Data items
········
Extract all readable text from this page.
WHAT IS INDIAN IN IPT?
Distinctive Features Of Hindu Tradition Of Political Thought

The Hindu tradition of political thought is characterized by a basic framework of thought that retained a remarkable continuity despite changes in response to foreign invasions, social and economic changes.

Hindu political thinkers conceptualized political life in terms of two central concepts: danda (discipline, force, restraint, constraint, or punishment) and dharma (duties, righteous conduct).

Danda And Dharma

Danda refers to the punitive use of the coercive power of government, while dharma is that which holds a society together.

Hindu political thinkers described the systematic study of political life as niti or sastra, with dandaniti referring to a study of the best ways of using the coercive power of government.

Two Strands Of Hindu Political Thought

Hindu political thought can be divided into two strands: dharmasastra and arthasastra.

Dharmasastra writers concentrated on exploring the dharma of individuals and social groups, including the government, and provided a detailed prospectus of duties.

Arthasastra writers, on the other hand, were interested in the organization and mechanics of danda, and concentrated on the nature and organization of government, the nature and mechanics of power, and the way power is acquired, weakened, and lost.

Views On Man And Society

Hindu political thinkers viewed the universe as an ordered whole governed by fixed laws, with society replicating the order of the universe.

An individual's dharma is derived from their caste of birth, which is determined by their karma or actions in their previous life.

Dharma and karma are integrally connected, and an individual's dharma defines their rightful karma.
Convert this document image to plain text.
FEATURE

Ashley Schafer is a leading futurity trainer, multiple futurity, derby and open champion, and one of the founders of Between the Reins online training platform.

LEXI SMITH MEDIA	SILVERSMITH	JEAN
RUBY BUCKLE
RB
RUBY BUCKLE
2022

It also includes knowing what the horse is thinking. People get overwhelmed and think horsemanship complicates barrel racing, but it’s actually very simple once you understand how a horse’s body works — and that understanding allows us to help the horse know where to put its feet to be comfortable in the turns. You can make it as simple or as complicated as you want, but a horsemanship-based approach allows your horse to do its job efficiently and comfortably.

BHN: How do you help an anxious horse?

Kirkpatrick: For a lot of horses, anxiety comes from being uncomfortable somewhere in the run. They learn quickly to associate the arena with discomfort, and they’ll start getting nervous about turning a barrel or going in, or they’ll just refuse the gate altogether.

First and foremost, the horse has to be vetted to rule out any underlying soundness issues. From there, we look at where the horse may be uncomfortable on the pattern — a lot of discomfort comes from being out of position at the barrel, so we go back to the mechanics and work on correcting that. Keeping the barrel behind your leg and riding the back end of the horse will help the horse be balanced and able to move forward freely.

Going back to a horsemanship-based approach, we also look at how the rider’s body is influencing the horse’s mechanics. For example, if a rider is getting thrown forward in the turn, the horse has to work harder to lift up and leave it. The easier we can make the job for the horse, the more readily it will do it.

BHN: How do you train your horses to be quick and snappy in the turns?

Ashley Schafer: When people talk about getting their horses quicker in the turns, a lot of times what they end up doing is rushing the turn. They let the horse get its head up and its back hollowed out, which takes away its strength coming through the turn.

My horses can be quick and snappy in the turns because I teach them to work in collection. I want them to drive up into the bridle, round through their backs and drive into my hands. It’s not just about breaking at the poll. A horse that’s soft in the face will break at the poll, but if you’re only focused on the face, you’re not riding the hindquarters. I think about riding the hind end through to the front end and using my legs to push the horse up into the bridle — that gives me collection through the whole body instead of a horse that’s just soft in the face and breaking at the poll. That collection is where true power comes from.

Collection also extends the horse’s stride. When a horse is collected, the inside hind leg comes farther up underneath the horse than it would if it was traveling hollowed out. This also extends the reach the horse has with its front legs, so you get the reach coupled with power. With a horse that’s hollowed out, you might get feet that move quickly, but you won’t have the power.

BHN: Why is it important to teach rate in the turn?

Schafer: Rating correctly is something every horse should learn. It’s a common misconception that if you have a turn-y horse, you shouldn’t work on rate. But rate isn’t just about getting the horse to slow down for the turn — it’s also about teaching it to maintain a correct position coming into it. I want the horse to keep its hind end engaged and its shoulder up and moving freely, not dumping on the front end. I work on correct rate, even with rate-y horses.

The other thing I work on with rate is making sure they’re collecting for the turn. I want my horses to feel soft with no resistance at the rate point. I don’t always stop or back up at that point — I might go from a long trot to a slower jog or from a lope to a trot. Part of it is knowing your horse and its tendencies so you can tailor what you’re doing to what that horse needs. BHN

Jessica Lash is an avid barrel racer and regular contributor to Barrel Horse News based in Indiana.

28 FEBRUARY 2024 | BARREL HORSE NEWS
········
■ **WHAT YOU NEED TO DO**
Copy all of the data exactly.

■ **OUTPUT OF THE TASK**
Extract all readable text from this page.
WHAT IS INDIAN IN IPT?
Distinctive Features Of Hindu Tradition Of Political Thought

The Hindu tradition of political thought is characterized by a basic framework of thought that retained a remarkable continuity despite changes in response to foreign invasions, social and economic changes.

Hindu political thinkers conceptualized political life in terms of two central concepts: danda (discipline, force, restraint, constraint, or punishment) and dharma (duties, righteous conduct).

Danda And Dharma

Danda refers to the punitive use of the coercive power of government, while dharma is that which holds a society together.

Hindu political thinkers described the systematic study of political life as niti or sastra, with dandaniti referring to a study of the best ways of using the coercive power of government.

Two Strands Of Hindu Political Thought

Hindu political thought can be divided into two strands: dharmasastra and arthasastra.

Dharmasastra writers concentrated on exploring the dharma of individuals and social groups, including the government, and provided a detailed prospectus of duties.

Arthasastra writers, on the other hand, were interested in the organization and mechanics of danda, and concentrated on the nature and organization of government, the nature and mechanics of power, and the way power is acquired, weakened, and lost.

Views On Man And Society

Hindu political thinkers viewed the universe as an ordered whole governed by fixed laws, with society replicating the order of the universe.

An individual's dharma is derived from their caste of birth, which is determined by their karma or actions in their previous life.

Dharma and karma are integrally connected, and an individual's dharma defines their rightful karma.
Convert this document image to plain text.
FEATURE

Ashley Schafer is a leading futurity trainer, multiple futurity, derby and open champion, and one of the founders of Between the Reins online training platform.

LEXI SMITH MEDIA	SILVERSMITH	JEAN
RUBY BUCKLE
RB
RUBY BUCKLE
2022

It also includes knowing what the horse is thinking. People get overwhelmed and think horsemanship complicates barrel racing, but it’s actually very simple once you understand how a horse’s body works — and that understanding allows us to help the horse know where to put its feet to be comfortable in the turns. You can make it as simple or as complicated as you want, but a horsemanship-based approach allows your horse to do its job efficiently and comfortably.

BHN: How do you help an anxious horse?

Kirkpatrick: For a lot of horses, anxiety comes from being uncomfortable somewhere in the run. They learn quickly to associate the arena with discomfort, and they’ll start getting nervous about turning a barrel or going in, or they’ll just refuse the gate altogether.

First and foremost, the horse has to be vetted to rule out any underlying soundness issues. From there, we look at where the horse may be uncomfortable on the pattern — a lot of discomfort comes from being out of position at the barrel, so we go back to the mechanics and work on correcting that. Keeping the barrel behind your leg and riding the back end of the horse will help the horse be balanced and able to move forward freely.

Going back to a horsemanship-based approach, we also look at how the rider’s body is influencing the horse’s mechanics. For example, if a rider is getting thrown forward in the turn, the horse has to work harder to lift up and leave it. The easier we can make the job for the horse, the more readily it will do it.

BHN: How do you train your horses to be quick and snappy in the turns?

Ashley Schafer: When people talk about getting their horses quicker in the turns, a lot of times what they end up doing is rushing the turn. They let the horse get its head up and its back hollowed out, which takes away its strength coming through the turn.

My horses can be quick and snappy in the turns because I teach them to work in collection. I want them to drive up into the bridle, round through their backs and drive into my hands. It’s not just about breaking at the poll. A horse that’s soft in the face will break at the poll, but if you’re only focused on the face, you’re not riding the hindquarters. I think about riding the hind end through to the front end and using my legs to push the horse up into the bridle — that gives me collection through the whole body instead of a horse that’s just soft in the face and breaking at the poll. That collection is where true power comes from.

Collection also extends the horse’s stride. When a horse is collected, the inside hind leg comes farther up underneath the horse than it would if it was traveling hollowed out. This also extends the reach the horse has with its front legs, so you get the reach coupled with power. With a horse that’s hollowed out, you might get feet that move quickly, but you won’t have the power.

BHN: Why is it important to teach rate in the turn?

Schafer: Rating correctly is something every horse should learn. It’s a common misconception that if you have a turn-y horse, you shouldn’t work on rate. But rate isn’t just about getting the horse to slow down for the turn — it’s also about teaching it to maintain a correct position coming into it. I want the horse to keep its hind end engaged and its shoulder up and moving freely, not dumping on the front end. I work on correct rate, even with rate-y horses.

The other thing I work on with rate is making sure they’re collecting for the turn. I want my horses to feel soft with no resistance at the rate point. I don’t always stop or back up at that point — I might go from a long trot to a slower jog or from a lope to a trot. Part of it is knowing your horse and its tendencies so you can tailor what you’re doing to what that horse needs. BHN

Jessica Lash is an avid barrel racer and regular contributor to Barrel Horse News based in Indiana.

28 FEBRUARY 2024 | BARREL HORSE NEWS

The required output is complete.